Data in this exercise
------------

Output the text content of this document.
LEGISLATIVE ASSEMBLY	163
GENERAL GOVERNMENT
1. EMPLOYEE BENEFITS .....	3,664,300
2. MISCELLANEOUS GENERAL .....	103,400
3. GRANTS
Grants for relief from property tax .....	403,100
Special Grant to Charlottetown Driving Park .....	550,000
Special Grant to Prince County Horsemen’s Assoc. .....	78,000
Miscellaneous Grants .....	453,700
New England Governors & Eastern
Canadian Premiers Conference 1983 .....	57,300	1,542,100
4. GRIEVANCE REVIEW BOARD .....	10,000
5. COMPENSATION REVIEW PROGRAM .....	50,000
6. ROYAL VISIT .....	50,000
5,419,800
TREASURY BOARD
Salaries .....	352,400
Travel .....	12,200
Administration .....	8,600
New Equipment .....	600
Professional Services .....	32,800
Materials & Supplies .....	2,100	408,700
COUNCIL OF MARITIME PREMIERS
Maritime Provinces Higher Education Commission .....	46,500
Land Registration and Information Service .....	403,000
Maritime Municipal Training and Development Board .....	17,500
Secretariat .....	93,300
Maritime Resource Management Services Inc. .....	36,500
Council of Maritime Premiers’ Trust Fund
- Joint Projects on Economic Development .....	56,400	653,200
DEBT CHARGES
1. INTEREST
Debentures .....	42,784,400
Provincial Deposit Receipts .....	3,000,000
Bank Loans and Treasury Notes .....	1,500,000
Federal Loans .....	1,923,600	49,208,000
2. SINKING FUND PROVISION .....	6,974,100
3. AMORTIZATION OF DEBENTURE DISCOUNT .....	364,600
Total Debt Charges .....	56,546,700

------------

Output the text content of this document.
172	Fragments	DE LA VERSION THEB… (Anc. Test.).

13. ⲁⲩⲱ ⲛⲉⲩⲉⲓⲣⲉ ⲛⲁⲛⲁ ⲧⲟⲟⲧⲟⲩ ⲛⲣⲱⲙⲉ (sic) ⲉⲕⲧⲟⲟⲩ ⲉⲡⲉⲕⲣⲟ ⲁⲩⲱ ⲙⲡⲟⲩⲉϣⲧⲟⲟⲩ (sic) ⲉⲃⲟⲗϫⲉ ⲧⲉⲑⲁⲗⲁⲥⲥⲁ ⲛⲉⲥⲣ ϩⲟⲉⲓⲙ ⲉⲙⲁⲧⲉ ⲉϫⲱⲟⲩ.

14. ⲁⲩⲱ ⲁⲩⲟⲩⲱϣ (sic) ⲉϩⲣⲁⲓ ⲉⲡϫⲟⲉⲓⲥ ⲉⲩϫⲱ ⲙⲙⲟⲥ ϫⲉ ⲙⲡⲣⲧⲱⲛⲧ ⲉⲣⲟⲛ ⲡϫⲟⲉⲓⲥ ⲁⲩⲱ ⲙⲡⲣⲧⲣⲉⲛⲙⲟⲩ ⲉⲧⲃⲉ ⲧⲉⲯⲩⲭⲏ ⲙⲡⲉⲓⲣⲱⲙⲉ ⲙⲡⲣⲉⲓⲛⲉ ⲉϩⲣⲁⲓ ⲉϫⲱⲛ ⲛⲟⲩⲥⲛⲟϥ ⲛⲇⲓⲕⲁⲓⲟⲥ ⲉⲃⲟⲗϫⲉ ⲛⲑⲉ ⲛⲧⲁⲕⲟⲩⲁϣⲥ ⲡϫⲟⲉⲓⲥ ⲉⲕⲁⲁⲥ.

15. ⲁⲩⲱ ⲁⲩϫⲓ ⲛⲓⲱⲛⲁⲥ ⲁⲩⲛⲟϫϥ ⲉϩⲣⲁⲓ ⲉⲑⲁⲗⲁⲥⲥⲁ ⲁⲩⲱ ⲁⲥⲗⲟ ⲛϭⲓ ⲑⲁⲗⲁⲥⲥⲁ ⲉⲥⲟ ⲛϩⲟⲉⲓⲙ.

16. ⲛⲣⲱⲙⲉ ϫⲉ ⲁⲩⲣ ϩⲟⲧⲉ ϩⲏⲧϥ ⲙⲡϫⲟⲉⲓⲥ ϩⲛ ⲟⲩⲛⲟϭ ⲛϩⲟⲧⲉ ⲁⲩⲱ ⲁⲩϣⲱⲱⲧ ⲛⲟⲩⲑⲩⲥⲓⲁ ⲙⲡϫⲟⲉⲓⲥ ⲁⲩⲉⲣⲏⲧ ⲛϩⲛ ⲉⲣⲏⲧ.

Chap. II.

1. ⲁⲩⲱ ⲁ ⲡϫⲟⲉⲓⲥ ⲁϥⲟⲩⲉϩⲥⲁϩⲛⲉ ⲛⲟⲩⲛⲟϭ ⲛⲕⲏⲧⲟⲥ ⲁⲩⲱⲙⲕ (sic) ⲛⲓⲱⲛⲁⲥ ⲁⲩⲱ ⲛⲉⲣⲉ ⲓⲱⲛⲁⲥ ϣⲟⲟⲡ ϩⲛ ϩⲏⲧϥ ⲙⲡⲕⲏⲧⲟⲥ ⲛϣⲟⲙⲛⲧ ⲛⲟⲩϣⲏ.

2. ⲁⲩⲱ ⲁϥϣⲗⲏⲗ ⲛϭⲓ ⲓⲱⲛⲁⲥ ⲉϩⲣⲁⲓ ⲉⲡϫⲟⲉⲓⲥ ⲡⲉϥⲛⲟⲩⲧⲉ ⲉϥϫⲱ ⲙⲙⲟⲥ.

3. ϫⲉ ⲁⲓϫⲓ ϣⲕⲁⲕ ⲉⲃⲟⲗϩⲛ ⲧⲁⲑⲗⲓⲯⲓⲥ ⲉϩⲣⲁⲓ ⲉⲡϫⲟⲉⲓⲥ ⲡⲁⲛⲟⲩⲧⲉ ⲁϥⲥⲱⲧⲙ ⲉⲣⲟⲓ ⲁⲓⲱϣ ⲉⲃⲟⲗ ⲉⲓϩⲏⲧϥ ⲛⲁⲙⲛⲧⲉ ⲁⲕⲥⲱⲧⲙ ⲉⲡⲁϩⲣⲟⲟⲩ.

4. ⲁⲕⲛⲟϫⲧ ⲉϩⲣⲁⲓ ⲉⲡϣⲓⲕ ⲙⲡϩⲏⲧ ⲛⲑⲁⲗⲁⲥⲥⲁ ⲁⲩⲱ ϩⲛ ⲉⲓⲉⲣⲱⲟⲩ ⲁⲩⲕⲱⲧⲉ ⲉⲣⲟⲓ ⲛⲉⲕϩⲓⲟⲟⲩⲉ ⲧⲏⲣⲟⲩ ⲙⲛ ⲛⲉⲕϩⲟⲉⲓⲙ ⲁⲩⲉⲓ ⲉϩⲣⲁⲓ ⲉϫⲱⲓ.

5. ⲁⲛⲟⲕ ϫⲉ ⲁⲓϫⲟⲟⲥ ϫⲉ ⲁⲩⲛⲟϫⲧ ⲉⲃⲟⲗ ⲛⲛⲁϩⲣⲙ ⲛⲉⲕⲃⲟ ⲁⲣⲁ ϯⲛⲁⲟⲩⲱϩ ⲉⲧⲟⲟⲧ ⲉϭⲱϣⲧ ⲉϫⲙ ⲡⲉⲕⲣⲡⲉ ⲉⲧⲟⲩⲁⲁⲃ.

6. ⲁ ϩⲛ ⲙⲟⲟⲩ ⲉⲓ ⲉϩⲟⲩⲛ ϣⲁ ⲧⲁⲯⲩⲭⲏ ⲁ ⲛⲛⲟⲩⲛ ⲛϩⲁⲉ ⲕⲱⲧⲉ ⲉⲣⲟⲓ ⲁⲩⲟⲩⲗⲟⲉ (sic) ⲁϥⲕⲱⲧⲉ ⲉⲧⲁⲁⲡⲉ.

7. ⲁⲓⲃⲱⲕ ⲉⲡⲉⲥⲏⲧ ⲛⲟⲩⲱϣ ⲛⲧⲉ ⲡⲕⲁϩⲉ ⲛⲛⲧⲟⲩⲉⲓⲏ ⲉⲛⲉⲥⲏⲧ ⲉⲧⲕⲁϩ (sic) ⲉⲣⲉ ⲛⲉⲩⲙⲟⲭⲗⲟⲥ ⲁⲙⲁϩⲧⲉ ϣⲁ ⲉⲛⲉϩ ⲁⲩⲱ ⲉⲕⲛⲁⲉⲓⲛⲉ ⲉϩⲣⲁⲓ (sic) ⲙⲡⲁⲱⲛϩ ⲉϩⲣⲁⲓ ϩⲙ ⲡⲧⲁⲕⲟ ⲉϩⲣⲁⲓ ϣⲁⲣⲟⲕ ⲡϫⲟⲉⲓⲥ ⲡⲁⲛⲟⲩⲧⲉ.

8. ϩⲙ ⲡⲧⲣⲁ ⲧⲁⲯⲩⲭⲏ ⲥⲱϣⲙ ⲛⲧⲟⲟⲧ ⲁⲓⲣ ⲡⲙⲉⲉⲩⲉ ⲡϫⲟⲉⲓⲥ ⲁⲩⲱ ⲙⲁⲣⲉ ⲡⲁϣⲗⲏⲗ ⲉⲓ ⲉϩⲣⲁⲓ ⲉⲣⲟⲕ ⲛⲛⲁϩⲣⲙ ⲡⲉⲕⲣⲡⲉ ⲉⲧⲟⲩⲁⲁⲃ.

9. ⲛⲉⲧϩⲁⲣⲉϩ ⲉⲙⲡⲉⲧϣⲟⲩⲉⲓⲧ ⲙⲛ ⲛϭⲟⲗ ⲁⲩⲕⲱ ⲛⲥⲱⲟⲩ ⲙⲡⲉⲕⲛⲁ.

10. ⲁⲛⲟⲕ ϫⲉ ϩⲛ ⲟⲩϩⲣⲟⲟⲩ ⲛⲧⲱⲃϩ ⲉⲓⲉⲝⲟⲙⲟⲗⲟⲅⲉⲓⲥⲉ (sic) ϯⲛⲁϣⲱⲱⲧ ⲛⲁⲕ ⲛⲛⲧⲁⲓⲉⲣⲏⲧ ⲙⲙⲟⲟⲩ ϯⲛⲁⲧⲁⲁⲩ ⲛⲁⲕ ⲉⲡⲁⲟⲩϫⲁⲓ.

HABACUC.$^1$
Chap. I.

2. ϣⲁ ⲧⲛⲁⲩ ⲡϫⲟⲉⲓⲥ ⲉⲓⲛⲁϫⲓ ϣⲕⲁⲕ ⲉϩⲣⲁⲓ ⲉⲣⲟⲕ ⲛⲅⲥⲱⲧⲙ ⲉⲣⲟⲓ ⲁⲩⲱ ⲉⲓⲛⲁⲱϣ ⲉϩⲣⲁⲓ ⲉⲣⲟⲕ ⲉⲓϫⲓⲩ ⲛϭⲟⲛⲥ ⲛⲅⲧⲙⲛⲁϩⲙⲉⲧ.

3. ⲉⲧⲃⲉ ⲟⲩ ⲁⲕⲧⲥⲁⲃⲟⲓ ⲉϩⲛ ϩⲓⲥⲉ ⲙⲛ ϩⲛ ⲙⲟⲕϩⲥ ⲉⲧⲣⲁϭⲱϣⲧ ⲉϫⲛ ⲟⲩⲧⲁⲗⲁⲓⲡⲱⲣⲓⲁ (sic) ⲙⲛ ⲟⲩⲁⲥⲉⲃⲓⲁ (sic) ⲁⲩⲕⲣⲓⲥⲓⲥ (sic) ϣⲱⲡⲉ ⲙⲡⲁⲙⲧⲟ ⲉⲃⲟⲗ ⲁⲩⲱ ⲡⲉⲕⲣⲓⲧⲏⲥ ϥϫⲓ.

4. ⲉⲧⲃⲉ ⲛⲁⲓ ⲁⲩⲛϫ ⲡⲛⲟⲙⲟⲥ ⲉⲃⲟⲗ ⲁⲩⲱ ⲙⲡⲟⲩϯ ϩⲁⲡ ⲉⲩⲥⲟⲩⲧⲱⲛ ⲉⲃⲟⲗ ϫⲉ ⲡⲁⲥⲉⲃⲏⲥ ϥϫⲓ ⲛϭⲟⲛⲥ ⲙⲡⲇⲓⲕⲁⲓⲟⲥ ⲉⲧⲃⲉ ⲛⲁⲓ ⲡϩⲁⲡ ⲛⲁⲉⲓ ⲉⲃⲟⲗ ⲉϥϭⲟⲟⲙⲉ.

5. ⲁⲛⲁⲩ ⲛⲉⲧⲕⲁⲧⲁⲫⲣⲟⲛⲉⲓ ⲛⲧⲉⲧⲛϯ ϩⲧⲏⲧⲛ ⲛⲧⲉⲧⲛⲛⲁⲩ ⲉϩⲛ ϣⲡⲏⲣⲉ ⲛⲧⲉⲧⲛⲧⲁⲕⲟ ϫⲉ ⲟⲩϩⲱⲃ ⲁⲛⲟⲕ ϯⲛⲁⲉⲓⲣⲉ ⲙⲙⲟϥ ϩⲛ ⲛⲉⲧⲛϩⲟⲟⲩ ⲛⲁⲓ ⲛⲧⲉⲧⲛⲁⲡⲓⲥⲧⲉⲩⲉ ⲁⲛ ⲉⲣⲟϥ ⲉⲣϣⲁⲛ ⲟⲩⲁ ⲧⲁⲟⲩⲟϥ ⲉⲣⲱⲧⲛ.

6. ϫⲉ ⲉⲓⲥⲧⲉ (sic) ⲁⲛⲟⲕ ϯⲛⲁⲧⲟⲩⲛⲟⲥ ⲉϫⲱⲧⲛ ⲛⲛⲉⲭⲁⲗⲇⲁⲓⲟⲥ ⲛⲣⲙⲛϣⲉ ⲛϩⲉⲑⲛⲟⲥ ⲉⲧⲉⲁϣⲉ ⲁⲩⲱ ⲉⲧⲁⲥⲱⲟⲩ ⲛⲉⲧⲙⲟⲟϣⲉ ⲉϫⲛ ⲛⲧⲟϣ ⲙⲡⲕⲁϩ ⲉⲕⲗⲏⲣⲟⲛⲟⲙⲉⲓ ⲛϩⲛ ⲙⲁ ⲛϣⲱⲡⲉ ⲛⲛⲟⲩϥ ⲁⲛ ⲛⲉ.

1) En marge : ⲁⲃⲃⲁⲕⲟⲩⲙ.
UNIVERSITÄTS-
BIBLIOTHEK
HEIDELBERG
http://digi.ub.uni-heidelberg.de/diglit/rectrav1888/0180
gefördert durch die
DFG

------------

Aim
Only the number is wanted: count the lines of the records that hold the word "ⲉⲡϫⲟⲉⲓⲥ".

Task response
3